## GIVEN INSTRUCTION
Copy the material below verbatim, beginning with its first line and continuing through the line that contains "heatmap-cell [233, 155, 238, 160]", both ends included.

• • • •

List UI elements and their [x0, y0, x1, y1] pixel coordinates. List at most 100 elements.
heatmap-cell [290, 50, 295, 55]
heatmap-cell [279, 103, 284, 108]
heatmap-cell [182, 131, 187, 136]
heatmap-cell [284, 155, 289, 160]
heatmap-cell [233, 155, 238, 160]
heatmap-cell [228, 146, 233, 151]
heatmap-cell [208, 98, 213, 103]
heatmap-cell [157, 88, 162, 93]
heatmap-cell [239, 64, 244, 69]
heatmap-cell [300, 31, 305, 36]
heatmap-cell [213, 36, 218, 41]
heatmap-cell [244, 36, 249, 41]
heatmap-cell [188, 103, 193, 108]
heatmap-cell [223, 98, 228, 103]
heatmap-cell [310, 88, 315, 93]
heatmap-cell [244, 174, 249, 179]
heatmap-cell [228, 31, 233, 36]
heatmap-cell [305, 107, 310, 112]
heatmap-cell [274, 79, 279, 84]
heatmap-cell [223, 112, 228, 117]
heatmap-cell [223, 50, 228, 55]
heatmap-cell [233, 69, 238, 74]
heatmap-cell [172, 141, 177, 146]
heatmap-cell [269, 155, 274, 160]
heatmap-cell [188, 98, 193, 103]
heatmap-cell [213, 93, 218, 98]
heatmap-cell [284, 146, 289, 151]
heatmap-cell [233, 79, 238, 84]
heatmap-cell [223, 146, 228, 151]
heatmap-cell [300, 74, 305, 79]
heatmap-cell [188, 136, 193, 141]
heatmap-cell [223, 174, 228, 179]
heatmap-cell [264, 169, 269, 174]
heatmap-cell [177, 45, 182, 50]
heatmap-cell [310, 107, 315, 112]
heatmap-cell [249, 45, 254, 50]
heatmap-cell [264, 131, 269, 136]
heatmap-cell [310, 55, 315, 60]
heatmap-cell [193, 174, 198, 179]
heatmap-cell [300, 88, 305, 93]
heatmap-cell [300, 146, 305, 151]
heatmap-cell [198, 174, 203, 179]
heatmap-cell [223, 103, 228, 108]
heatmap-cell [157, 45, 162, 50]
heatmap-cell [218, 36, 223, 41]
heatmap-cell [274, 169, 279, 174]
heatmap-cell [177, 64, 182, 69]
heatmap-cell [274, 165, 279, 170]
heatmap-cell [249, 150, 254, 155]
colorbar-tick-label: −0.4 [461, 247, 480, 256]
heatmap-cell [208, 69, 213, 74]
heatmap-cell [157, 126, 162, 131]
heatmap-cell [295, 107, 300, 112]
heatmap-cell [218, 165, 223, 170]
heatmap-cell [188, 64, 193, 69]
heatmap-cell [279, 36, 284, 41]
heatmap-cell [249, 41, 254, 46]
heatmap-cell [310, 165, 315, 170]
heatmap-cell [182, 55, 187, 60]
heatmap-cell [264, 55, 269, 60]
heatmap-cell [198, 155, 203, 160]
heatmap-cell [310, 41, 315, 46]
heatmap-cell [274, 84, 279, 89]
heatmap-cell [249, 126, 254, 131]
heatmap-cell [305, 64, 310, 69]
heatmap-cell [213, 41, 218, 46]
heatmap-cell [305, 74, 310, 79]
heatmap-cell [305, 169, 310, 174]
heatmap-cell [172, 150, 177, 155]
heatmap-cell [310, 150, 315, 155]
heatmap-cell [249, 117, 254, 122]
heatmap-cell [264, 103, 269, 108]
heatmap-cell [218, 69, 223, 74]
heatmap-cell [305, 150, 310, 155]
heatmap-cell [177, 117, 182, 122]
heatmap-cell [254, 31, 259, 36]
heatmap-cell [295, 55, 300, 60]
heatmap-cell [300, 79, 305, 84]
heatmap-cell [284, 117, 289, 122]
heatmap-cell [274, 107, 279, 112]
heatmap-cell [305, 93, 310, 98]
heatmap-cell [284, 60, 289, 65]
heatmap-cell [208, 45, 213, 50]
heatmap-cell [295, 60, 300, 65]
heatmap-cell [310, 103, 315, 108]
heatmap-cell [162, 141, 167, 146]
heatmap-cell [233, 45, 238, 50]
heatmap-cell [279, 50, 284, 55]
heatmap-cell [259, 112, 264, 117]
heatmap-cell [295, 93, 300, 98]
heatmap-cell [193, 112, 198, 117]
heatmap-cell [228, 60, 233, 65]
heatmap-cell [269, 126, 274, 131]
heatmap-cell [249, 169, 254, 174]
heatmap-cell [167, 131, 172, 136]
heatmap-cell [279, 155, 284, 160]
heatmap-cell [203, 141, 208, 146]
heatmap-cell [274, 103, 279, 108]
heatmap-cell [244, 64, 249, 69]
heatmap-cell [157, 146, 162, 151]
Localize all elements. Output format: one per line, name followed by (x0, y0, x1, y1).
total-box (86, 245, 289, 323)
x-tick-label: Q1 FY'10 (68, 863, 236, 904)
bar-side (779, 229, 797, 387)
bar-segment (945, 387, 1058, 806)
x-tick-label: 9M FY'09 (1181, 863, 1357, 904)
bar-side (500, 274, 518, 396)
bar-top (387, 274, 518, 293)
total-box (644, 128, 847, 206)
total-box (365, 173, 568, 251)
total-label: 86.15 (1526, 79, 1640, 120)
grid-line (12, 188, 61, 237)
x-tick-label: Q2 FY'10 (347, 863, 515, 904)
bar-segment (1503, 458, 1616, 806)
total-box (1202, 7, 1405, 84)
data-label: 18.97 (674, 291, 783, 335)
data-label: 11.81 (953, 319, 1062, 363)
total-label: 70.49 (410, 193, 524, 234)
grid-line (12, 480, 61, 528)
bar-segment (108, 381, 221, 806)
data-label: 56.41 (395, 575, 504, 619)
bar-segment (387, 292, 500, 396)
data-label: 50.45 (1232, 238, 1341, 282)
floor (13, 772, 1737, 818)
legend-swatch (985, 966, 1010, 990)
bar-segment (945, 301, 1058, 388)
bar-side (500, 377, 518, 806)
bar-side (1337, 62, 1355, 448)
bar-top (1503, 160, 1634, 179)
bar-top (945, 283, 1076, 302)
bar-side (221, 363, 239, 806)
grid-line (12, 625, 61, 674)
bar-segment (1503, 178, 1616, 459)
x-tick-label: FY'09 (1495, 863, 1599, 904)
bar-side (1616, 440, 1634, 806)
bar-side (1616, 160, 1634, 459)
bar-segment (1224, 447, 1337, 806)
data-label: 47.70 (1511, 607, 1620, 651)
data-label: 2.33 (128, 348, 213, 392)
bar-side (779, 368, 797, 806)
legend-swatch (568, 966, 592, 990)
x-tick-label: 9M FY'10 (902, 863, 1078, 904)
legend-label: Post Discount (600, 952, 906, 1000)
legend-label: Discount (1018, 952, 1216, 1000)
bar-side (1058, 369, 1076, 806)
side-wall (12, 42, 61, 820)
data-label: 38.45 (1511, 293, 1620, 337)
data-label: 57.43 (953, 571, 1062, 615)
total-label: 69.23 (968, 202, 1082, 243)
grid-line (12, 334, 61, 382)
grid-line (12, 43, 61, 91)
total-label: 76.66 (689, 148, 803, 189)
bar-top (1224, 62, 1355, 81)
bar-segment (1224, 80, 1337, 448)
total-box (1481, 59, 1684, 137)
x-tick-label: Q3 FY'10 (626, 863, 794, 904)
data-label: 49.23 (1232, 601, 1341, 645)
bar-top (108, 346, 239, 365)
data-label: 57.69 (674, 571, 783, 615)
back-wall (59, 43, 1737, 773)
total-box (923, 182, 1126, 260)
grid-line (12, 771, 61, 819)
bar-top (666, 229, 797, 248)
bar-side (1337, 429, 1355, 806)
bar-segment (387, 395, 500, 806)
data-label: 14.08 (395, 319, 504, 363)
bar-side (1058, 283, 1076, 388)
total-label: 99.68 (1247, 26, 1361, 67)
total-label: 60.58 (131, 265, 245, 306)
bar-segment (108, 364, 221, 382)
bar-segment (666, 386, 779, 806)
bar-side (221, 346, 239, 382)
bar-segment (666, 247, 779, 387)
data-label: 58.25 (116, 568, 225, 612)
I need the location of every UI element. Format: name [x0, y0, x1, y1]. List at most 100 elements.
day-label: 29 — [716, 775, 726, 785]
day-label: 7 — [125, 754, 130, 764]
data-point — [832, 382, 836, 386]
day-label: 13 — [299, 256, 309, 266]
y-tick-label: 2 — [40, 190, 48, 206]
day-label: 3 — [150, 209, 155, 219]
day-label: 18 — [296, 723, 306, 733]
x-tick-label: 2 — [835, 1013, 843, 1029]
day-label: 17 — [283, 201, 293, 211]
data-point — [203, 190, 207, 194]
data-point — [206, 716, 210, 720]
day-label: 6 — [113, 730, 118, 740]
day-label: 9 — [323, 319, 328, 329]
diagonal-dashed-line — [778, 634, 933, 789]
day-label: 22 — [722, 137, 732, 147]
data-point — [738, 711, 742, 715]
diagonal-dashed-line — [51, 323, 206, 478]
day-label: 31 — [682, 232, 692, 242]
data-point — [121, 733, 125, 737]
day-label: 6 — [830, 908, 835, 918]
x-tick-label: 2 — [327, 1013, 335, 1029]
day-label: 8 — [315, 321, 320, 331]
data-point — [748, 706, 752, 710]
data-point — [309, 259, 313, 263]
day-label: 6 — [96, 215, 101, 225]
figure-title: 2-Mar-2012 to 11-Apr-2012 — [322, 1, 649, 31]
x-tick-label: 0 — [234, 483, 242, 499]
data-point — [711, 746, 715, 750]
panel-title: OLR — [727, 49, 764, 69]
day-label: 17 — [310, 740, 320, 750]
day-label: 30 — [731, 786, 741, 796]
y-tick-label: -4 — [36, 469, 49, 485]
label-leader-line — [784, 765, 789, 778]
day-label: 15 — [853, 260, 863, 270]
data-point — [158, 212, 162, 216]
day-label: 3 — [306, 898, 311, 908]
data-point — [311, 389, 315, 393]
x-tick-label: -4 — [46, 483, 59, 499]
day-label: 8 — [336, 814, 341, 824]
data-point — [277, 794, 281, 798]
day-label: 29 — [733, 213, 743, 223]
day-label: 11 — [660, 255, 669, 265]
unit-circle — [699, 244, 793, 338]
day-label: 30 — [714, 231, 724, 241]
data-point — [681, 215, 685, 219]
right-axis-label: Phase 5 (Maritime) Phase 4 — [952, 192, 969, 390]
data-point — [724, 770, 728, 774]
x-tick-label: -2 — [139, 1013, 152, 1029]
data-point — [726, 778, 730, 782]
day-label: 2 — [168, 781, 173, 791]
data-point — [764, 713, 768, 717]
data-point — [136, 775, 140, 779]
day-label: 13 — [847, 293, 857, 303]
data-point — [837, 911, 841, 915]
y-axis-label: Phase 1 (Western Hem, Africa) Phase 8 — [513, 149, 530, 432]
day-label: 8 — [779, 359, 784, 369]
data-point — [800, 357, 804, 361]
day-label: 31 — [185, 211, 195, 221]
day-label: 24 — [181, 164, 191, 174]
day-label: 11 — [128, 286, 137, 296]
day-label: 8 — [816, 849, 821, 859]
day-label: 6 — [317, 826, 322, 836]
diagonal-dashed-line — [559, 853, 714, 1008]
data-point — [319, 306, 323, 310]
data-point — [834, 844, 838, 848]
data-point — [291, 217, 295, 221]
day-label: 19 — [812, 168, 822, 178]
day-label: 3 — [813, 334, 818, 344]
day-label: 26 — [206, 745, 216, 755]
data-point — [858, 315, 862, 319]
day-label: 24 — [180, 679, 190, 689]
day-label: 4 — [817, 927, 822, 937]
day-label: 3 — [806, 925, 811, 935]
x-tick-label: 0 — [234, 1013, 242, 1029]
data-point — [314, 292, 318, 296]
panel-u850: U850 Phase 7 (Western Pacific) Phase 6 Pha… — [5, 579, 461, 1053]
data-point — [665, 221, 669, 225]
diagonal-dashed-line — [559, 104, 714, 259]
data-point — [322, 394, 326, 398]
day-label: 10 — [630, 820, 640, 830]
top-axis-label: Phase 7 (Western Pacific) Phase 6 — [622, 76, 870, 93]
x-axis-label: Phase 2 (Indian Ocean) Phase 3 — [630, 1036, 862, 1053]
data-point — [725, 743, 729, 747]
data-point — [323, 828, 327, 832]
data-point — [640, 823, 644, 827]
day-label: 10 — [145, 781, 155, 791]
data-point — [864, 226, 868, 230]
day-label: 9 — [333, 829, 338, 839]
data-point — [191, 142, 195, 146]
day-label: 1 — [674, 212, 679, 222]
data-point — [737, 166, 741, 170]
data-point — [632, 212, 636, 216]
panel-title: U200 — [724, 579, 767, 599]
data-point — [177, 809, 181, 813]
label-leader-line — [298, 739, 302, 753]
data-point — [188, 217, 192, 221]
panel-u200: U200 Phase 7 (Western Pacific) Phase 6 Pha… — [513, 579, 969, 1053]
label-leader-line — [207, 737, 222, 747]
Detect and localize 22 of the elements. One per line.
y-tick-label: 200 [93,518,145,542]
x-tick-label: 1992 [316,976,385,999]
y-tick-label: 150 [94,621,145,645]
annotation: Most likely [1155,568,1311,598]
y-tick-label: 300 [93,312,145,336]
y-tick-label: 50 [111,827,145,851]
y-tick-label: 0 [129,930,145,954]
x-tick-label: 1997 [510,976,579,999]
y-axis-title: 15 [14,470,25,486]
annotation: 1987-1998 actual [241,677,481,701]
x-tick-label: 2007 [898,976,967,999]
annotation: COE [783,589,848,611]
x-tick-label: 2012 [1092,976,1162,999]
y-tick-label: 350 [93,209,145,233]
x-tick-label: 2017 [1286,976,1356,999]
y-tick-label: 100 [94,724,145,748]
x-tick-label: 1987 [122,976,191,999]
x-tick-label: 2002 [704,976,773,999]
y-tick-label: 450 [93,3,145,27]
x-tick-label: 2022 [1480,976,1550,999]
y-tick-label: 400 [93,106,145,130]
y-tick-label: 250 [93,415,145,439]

• • • •

## CORRECT ANSWER
List UI elements and their [x0, y0, x1, y1] pixel coordinates. List at most 100 elements.
heatmap-cell [290, 50, 295, 55]
heatmap-cell [279, 103, 284, 108]
heatmap-cell [182, 131, 187, 136]
heatmap-cell [284, 155, 289, 160]
heatmap-cell [233, 155, 238, 160]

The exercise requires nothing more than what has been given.